__What is being asked__.
Copy every entry exactly.

__Records shown__.
※ ※ ※

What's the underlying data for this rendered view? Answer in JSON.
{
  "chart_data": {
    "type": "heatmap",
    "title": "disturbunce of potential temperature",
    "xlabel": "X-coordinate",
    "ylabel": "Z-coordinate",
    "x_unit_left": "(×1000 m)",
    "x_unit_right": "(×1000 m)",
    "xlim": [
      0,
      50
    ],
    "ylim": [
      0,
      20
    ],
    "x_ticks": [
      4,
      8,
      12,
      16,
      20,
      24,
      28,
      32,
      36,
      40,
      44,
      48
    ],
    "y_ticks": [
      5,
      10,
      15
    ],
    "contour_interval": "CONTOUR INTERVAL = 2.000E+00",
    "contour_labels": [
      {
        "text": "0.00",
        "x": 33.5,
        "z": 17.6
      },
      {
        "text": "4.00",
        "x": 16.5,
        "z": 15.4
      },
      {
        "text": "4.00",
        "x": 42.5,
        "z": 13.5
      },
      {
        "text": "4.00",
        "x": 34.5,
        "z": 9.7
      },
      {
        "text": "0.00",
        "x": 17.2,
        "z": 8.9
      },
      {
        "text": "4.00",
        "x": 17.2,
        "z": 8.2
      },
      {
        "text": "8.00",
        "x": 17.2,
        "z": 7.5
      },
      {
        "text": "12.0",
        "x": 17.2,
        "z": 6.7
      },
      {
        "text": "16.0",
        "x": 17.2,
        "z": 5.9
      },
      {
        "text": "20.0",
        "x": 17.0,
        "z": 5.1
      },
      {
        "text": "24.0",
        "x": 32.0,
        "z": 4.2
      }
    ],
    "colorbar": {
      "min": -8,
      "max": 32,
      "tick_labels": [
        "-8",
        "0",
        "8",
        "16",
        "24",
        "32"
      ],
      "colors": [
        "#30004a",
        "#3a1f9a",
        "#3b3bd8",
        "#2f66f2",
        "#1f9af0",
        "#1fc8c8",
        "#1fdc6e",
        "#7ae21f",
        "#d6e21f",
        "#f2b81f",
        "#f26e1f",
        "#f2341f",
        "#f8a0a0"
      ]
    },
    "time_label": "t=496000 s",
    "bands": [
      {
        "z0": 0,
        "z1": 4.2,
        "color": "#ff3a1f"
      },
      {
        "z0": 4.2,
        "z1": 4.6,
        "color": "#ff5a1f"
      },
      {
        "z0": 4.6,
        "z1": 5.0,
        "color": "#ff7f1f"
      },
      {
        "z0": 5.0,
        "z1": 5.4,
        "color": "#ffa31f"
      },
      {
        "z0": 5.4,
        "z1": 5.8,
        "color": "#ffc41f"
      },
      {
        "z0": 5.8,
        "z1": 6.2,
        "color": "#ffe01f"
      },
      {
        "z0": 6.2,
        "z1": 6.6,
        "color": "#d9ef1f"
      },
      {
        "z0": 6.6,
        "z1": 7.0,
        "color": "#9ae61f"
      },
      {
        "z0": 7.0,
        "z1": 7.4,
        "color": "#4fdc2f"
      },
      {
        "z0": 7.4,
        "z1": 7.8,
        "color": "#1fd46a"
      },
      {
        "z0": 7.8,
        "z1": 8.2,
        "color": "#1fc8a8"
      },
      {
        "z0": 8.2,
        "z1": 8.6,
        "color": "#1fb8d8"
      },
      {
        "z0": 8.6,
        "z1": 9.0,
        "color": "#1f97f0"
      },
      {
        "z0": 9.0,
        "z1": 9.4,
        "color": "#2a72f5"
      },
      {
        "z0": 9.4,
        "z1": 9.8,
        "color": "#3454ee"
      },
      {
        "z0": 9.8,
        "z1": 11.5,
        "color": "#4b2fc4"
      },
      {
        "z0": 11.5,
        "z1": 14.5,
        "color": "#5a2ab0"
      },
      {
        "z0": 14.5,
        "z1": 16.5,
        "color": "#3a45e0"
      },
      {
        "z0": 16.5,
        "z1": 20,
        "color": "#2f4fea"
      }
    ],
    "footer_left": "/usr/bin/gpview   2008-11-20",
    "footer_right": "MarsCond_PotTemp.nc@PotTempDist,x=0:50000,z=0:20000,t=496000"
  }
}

※ ※ ※

__Solution to the problem__.
What's the underlying data for this rendered view? Answer in JSON.
{
  "chart_data": {
    "type": "heatmap",
    "title": "disturbunce of potential temperature",
    "xlabel": "X-coordinate",
    "ylabel": "Z-coordinate",
    "x_unit_left": "(×1000 m)",
    "x_unit_right": "(×1000 m)",
    "xlim": [
      0,
      50
    ],
    "ylim": [
      0,
      20
    ],
    "x_ticks": [
      4,
      8,
      12,
      16,
      20,
      24,
      28,
      32,
      36,
      40,
      44,
      48
    ],
    "y_ticks": [
      5,
      10,
      15
    ],
    "contour_interval": "CONTOUR INTERVAL = 2.000E+00",
    "contour_labels": [
      {
        "text": "0.00",
        "x": 33.5,
        "z": 17.6
      },
      {
        "text": "4.00",
        "x": 16.5,
        "z": 15.4
      },
      {
        "text": "4.00",
        "x": 42.5,
        "z": 13.5
      },
      {
        "text": "4.00",
        "x": 34.5,
        "z": 9.7
      },
      {
        "text": "0.00",
        "x": 17.2,
        "z": 8.9
      },
      {
        "text": "4.00",
        "x": 17.2,
        "z": 8.2
      },
      {
        "text": "8.00",
        "x": 17.2,
        "z": 7.5
      },
      {
        "text": "12.0",
        "x": 17.2,
        "z": 6.7
      },
      {
        "text": "16.0",
        "x": 17.2,
        "z": 5.9
      },
      {
        "text": "20.0",
        "x": 17.0,
        "z": 5.1
      },
      {
        "text": "24.0",
        "x": 32.0,
        "z": 4.2
      }
    ],
    "colorbar": {
      "min": -8,
      "max": 32,
      "tick_labels": [
        "-8",
        "0",
        "8",
        "16",
        "24",
        "32"
      ],
      "colors": [
        "#30004a",
        "#3a1f9a",
        "#3b3bd8",
        "#2f66f2",
        "#1f9af0",
        "#1fc8c8",
        "#1fdc6e",
        "#7ae21f",
        "#d6e21f",
        "#f2b81f",
        "#f26e1f",
        "#f2341f",
        "#f8a0a0"
      ]
    },
    "time_label": "t=496000 s",
    "bands": [
      {
        "z0": 0,
        "z1": 4.2,
        "color": "#ff3a1f"
      },
      {
        "z0": 4.2,
        "z1": 4.6,
        "color": "#ff5a1f"
      },
      {
        "z0": 4.6,
        "z1": 5.0,
        "color": "#ff7f1f"
      },
      {
        "z0": 5.0,
        "z1": 5.4,
        "color": "#ffa31f"
      },
      {
        "z0": 5.4,
        "z1": 5.8,
        "color": "#ffc41f"
      },
      {
        "z0": 5.8,
        "z1": 6.2,
        "color": "#ffe01f"
      },
      {
        "z0": 6.2,
        "z1": 6.6,
        "color": "#d9ef1f"
      },
      {
        "z0": 6.6,
        "z1": 7.0,
        "color": "#9ae61f"
      },
      {
        "z0": 7.0,
        "z1": 7.4,
        "color": "#4fdc2f"
      },
      {
        "z0": 7.4,
        "z1": 7.8,
        "color": "#1fd46a"
      },
      {
        "z0": 7.8,
        "z1": 8.2,
        "color": "#1fc8a8"
      },
      {
        "z0": 8.2,
        "z1": 8.6,
        "color": "#1fb8d8"
      },
      {
        "z0": 8.6,
        "z1": 9.0,
        "color": "#1f97f0"
      },
      {
        "z0": 9.0,
        "z1": 9.4,
        "color": "#2a72f5"
      },
      {
        "z0": 9.4,
        "z1": 9.8,
        "color": "#3454ee"
      },
      {
        "z0": 9.8,
        "z1": 11.5,
        "color": "#4b2fc4"
      },
      {
        "z0": 11.5,
        "z1": 14.5,
        "color": "#5a2ab0"
      },
      {
        "z0": 14.5,
        "z1": 16.5,
        "color": "#3a45e0"
      },
      {
        "z0": 16.5,
        "z1": 20,
        "color": "#2f4fea"
      }
    ],
    "footer_left": "/usr/bin/gpview   2008-11-20",
    "footer_right": "MarsCond_PotTemp.nc@PotTempDist,x=0:50000,z=0:20000,t=496000"
  }
}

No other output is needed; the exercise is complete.